What to do: Copy the records below exactly, leaving out any pictures.

Records to process:

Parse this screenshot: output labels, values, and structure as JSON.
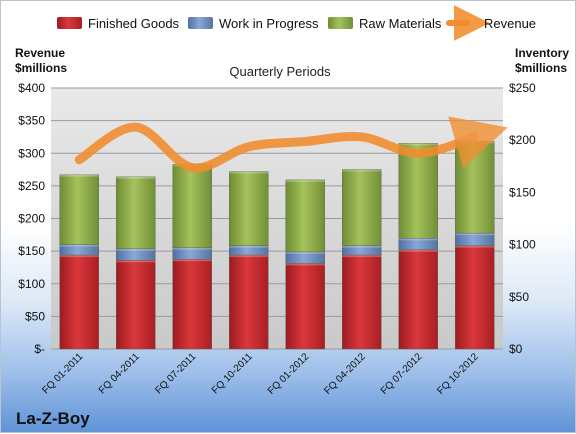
{
  "chart_data": {
    "type": "bar",
    "stacked": true,
    "title": "Quarterly Periods",
    "company": "La-Z-Boy",
    "left_axis": {
      "label_line1": "Revenue",
      "label_line2": "$millions",
      "min": 0,
      "max": 400,
      "step": 50,
      "ticks": [
        "$-",
        "$50",
        "$100",
        "$150",
        "$200",
        "$250",
        "$300",
        "$350",
        "$400"
      ]
    },
    "right_axis": {
      "label_line1": "Inventory",
      "label_line2": "$millions",
      "min": 0,
      "max": 250,
      "step": 50,
      "ticks": [
        "$0",
        "$50",
        "$100",
        "$150",
        "$200",
        "$250"
      ]
    },
    "categories": [
      "FQ 01-2011",
      "FQ 04-2011",
      "FQ 07-2011",
      "FQ 10-2011",
      "FQ 01-2012",
      "FQ 04-2012",
      "FQ 07-2012",
      "FQ 10-2012"
    ],
    "series": [
      {
        "name": "Finished Goods",
        "color": "#c0282d",
        "axis": "right",
        "values": [
          90,
          85,
          86,
          90,
          82,
          90,
          95,
          99
        ]
      },
      {
        "name": "Work in Progress",
        "color": "#6d8fc4",
        "axis": "right",
        "values": [
          10,
          11,
          11,
          9,
          11,
          9,
          11,
          12
        ]
      },
      {
        "name": "Raw Materials",
        "color": "#8fb04a",
        "axis": "right",
        "values": [
          67,
          69,
          80,
          71,
          69,
          73,
          91,
          88
        ]
      },
      {
        "name": "Revenue",
        "type": "line",
        "color": "#f28c2e",
        "axis": "left",
        "values": [
          290,
          340,
          278,
          310,
          318,
          325,
          300,
          325
        ]
      }
    ],
    "grid": true,
    "legend": "top"
  }
}
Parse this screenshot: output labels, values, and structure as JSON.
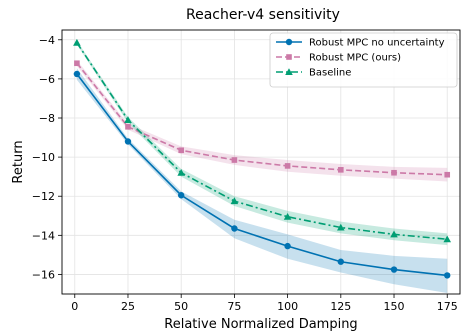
{
  "chart_data": {
    "type": "line",
    "title": "Reacher-v4 sensitivity",
    "xlabel": "Relative Normalized Damping",
    "ylabel": "Return",
    "x": [
      1,
      25,
      50,
      75,
      100,
      125,
      150,
      175
    ],
    "xticks": [
      0,
      25,
      50,
      75,
      100,
      125,
      150,
      175
    ],
    "yticks": [
      -16,
      -14,
      -12,
      -10,
      -8,
      -6,
      -4
    ],
    "xlim": [
      -6,
      181
    ],
    "ylim": [
      -17.0,
      -3.5
    ],
    "grid": true,
    "legend_position": "top-right",
    "series": [
      {
        "name": "Robust MPC no uncertainty",
        "color": "#0072b2",
        "linestyle": "solid",
        "marker": "circle",
        "values": [
          -5.75,
          -9.2,
          -11.95,
          -13.65,
          -14.55,
          -15.35,
          -15.75,
          -16.05
        ],
        "lower": [
          -6.05,
          -9.35,
          -12.15,
          -14.15,
          -15.2,
          -15.9,
          -16.5,
          -16.95
        ],
        "upper": [
          -5.45,
          -9.05,
          -11.75,
          -13.2,
          -13.95,
          -14.75,
          -15.05,
          -15.2
        ]
      },
      {
        "name": "Robust MPC (ours)",
        "color": "#cc79a7",
        "linestyle": "dashed",
        "marker": "square",
        "values": [
          -5.2,
          -8.45,
          -9.65,
          -10.15,
          -10.45,
          -10.65,
          -10.8,
          -10.9
        ],
        "lower": [
          -5.35,
          -8.6,
          -9.85,
          -10.4,
          -10.75,
          -10.95,
          -11.1,
          -11.25
        ],
        "upper": [
          -5.05,
          -8.3,
          -9.45,
          -9.9,
          -10.15,
          -10.35,
          -10.5,
          -10.55
        ]
      },
      {
        "name": "Baseline",
        "color": "#009e73",
        "linestyle": "dashdot",
        "marker": "triangle",
        "values": [
          -4.15,
          -8.1,
          -10.8,
          -12.25,
          -13.05,
          -13.6,
          -13.95,
          -14.2
        ],
        "lower": [
          -4.25,
          -8.25,
          -11.0,
          -12.5,
          -13.35,
          -13.9,
          -14.25,
          -14.5
        ],
        "upper": [
          -4.05,
          -7.95,
          -10.6,
          -12.0,
          -12.75,
          -13.3,
          -13.65,
          -13.9
        ]
      }
    ]
  }
}
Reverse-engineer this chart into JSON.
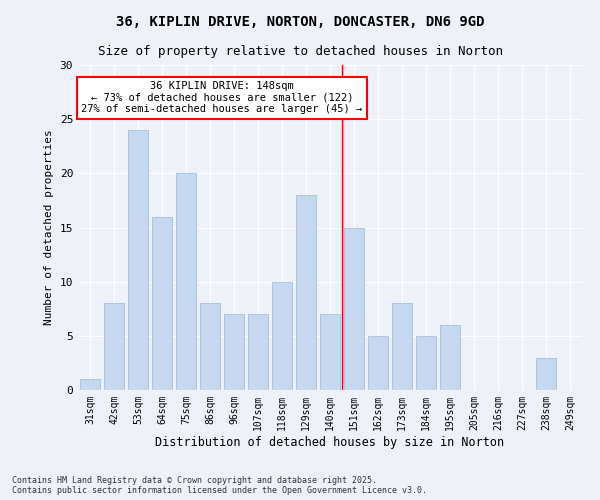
{
  "title1": "36, KIPLIN DRIVE, NORTON, DONCASTER, DN6 9GD",
  "title2": "Size of property relative to detached houses in Norton",
  "xlabel": "Distribution of detached houses by size in Norton",
  "ylabel": "Number of detached properties",
  "categories": [
    "31sqm",
    "42sqm",
    "53sqm",
    "64sqm",
    "75sqm",
    "86sqm",
    "96sqm",
    "107sqm",
    "118sqm",
    "129sqm",
    "140sqm",
    "151sqm",
    "162sqm",
    "173sqm",
    "184sqm",
    "195sqm",
    "205sqm",
    "216sqm",
    "227sqm",
    "238sqm",
    "249sqm"
  ],
  "values": [
    1,
    8,
    24,
    16,
    20,
    8,
    7,
    7,
    10,
    18,
    7,
    15,
    5,
    8,
    5,
    6,
    0,
    0,
    0,
    3,
    0
  ],
  "bar_color": "#c5d8f0",
  "bar_edge_color": "#a0b8d8",
  "reference_line_label": "36 KIPLIN DRIVE: 148sqm",
  "annotation_line1": "← 73% of detached houses are smaller (122)",
  "annotation_line2": "27% of semi-detached houses are larger (45) →",
  "annotation_box_color": "white",
  "annotation_box_edge_color": "red",
  "vline_color": "red",
  "vline_index": 10.5,
  "ylim": [
    0,
    30
  ],
  "yticks": [
    0,
    5,
    10,
    15,
    20,
    25,
    30
  ],
  "background_color": "#eef2f8",
  "grid_color": "white",
  "footer1": "Contains HM Land Registry data © Crown copyright and database right 2025.",
  "footer2": "Contains public sector information licensed under the Open Government Licence v3.0."
}
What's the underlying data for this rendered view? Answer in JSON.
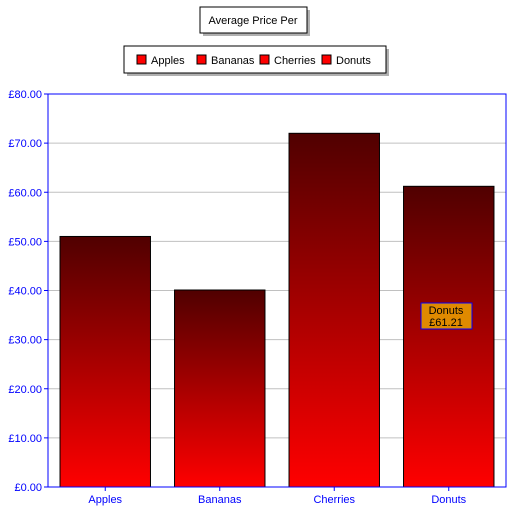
{
  "chart_data": {
    "type": "bar",
    "title": "Average Price Per",
    "categories": [
      "Apples",
      "Bananas",
      "Cherries",
      "Donuts"
    ],
    "series": [
      {
        "name": "Average Price Per",
        "values": [
          51.0,
          40.1,
          72.0,
          61.21
        ]
      }
    ],
    "legend": {
      "position": "top",
      "entries": [
        "Apples",
        "Bananas",
        "Cherries",
        "Donuts"
      ]
    },
    "ylim": [
      0,
      80
    ],
    "yticks": [
      "£0.00",
      "£10.00",
      "£20.00",
      "£30.00",
      "£40.00",
      "£50.00",
      "£60.00",
      "£70.00",
      "£80.00"
    ],
    "grid": true,
    "tooltip": {
      "category": "Donuts",
      "value": "£61.21"
    }
  },
  "colors": {
    "bar_top": "#500000",
    "bar_bottom": "#ff0000",
    "legend_swatch": "#ff0000",
    "axis": "#0000ff",
    "axis_text": "#0000ff",
    "tooltip_fill": "#e08a00",
    "tooltip_text": "#0000aa"
  }
}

Answer to this task:
Parse this screenshot: output labels, values, and structure as JSON.
{
  "chart_data": {
    "type": "bar",
    "stacked": true,
    "title": "Quarterly Periods",
    "company": "La-Z-Boy",
    "left_axis": {
      "label_line1": "Revenue",
      "label_line2": "$millions",
      "min": 0,
      "max": 400,
      "step": 50,
      "ticks": [
        "$-",
        "$50",
        "$100",
        "$150",
        "$200",
        "$250",
        "$300",
        "$350",
        "$400"
      ]
    },
    "right_axis": {
      "label_line1": "Inventory",
      "label_line2": "$millions",
      "min": 0,
      "max": 250,
      "step": 50,
      "ticks": [
        "$0",
        "$50",
        "$100",
        "$150",
        "$200",
        "$250"
      ]
    },
    "categories": [
      "FQ 01-2011",
      "FQ 04-2011",
      "FQ 07-2011",
      "FQ 10-2011",
      "FQ 01-2012",
      "FQ 04-2012",
      "FQ 07-2012",
      "FQ 10-2012"
    ],
    "series": [
      {
        "name": "Finished Goods",
        "color": "#c0282d",
        "axis": "right",
        "values": [
          90,
          85,
          86,
          90,
          82,
          90,
          95,
          99
        ]
      },
      {
        "name": "Work in Progress",
        "color": "#6d8fc4",
        "axis": "right",
        "values": [
          10,
          11,
          11,
          9,
          11,
          9,
          11,
          12
        ]
      },
      {
        "name": "Raw Materials",
        "color": "#8fb04a",
        "axis": "right",
        "values": [
          67,
          69,
          80,
          71,
          69,
          73,
          91,
          88
        ]
      },
      {
        "name": "Revenue",
        "type": "line",
        "color": "#f28c2e",
        "axis": "left",
        "values": [
          290,
          340,
          278,
          310,
          318,
          325,
          300,
          325
        ]
      }
    ],
    "grid": true,
    "legend": "top"
  }
}
Parse this screenshot: output labels, values, and structure as JSON.
{
  "chart_data": {
    "type": "line",
    "title": "Reacher-v4 sensitivity",
    "xlabel": "Relative Normalized Damping",
    "ylabel": "Return",
    "x": [
      1,
      25,
      50,
      75,
      100,
      125,
      150,
      175
    ],
    "xticks": [
      0,
      25,
      50,
      75,
      100,
      125,
      150,
      175
    ],
    "yticks": [
      -16,
      -14,
      -12,
      -10,
      -8,
      -6,
      -4
    ],
    "xlim": [
      -6,
      181
    ],
    "ylim": [
      -17.0,
      -3.5
    ],
    "grid": true,
    "legend_position": "top-right",
    "series": [
      {
        "name": "Robust MPC no uncertainty",
        "color": "#0072b2",
        "linestyle": "solid",
        "marker": "circle",
        "values": [
          -5.75,
          -9.2,
          -11.95,
          -13.65,
          -14.55,
          -15.35,
          -15.75,
          -16.05
        ],
        "lower": [
          -6.05,
          -9.35,
          -12.15,
          -14.15,
          -15.2,
          -15.9,
          -16.5,
          -16.95
        ],
        "upper": [
          -5.45,
          -9.05,
          -11.75,
          -13.2,
          -13.95,
          -14.75,
          -15.05,
          -15.2
        ]
      },
      {
        "name": "Robust MPC (ours)",
        "color": "#cc79a7",
        "linestyle": "dashed",
        "marker": "square",
        "values": [
          -5.2,
          -8.45,
          -9.65,
          -10.15,
          -10.45,
          -10.65,
          -10.8,
          -10.9
        ],
        "lower": [
          -5.35,
          -8.6,
          -9.85,
          -10.4,
          -10.75,
          -10.95,
          -11.1,
          -11.25
        ],
        "upper": [
          -5.05,
          -8.3,
          -9.45,
          -9.9,
          -10.15,
          -10.35,
          -10.5,
          -10.55
        ]
      },
      {
        "name": "Baseline",
        "color": "#009e73",
        "linestyle": "dashdot",
        "marker": "triangle",
        "values": [
          -4.15,
          -8.1,
          -10.8,
          -12.25,
          -13.05,
          -13.6,
          -13.95,
          -14.2
        ],
        "lower": [
          -4.25,
          -8.25,
          -11.0,
          -12.5,
          -13.35,
          -13.9,
          -14.25,
          -14.5
        ],
        "upper": [
          -4.05,
          -7.95,
          -10.6,
          -12.0,
          -12.75,
          -13.3,
          -13.65,
          -13.9
        ]
      }
    ]
  }
}
Reverse-engineer this chart into JSON.
{
  "title1": "36, KIPLIN DRIVE, NORTON, DONCASTER, DN6 9GD",
  "title2": "Size of property relative to detached houses in Norton",
  "xlabel": "Distribution of detached houses by size in Norton",
  "ylabel": "Number of detached properties",
  "categories": [
    "31sqm",
    "42sqm",
    "53sqm",
    "64sqm",
    "75sqm",
    "86sqm",
    "96sqm",
    "107sqm",
    "118sqm",
    "129sqm",
    "140sqm",
    "151sqm",
    "162sqm",
    "173sqm",
    "184sqm",
    "195sqm",
    "205sqm",
    "216sqm",
    "227sqm",
    "238sqm",
    "249sqm"
  ],
  "values": [
    1,
    8,
    24,
    16,
    20,
    8,
    7,
    7,
    10,
    18,
    7,
    15,
    5,
    8,
    5,
    6,
    0,
    0,
    0,
    3,
    0
  ],
  "bar_color": "#c5d8f0",
  "bar_edge_color": "#a0b8d8",
  "reference_line_label": "36 KIPLIN DRIVE: 148sqm",
  "annotation_line1": "← 73% of detached houses are smaller (122)",
  "annotation_line2": "27% of semi-detached houses are larger (45) →",
  "annotation_box_color": "white",
  "annotation_box_edge_color": "red",
  "vline_color": "red",
  "vline_index": 10.5,
  "ylim": [
    0,
    30
  ],
  "yticks": [
    0,
    5,
    10,
    15,
    20,
    25,
    30
  ],
  "background_color": "#eef2f8",
  "grid_color": "white",
  "footer1": "Contains HM Land Registry data © Crown copyright and database right 2025.",
  "footer2": "Contains public sector information licensed under the Open Government Licence v3.0."
}
What's the underlying data for this rendered view? Answer in JSON.
{
  "chart_data": {
    "type": "bar",
    "title": "Average Price Per",
    "categories": [
      "Apples",
      "Bananas",
      "Cherries",
      "Donuts"
    ],
    "series": [
      {
        "name": "Average Price Per",
        "values": [
          51.0,
          40.1,
          72.0,
          61.21
        ]
      }
    ],
    "legend": {
      "position": "top",
      "entries": [
        "Apples",
        "Bananas",
        "Cherries",
        "Donuts"
      ]
    },
    "ylim": [
      0,
      80
    ],
    "yticks": [
      "£0.00",
      "£10.00",
      "£20.00",
      "£30.00",
      "£40.00",
      "£50.00",
      "£60.00",
      "£70.00",
      "£80.00"
    ],
    "grid": true,
    "tooltip": {
      "category": "Donuts",
      "value": "£61.21"
    }
  },
  "colors": {
    "bar_top": "#500000",
    "bar_bottom": "#ff0000",
    "legend_swatch": "#ff0000",
    "axis": "#0000ff",
    "axis_text": "#0000ff",
    "tooltip_fill": "#e08a00",
    "tooltip_text": "#0000aa"
  }
}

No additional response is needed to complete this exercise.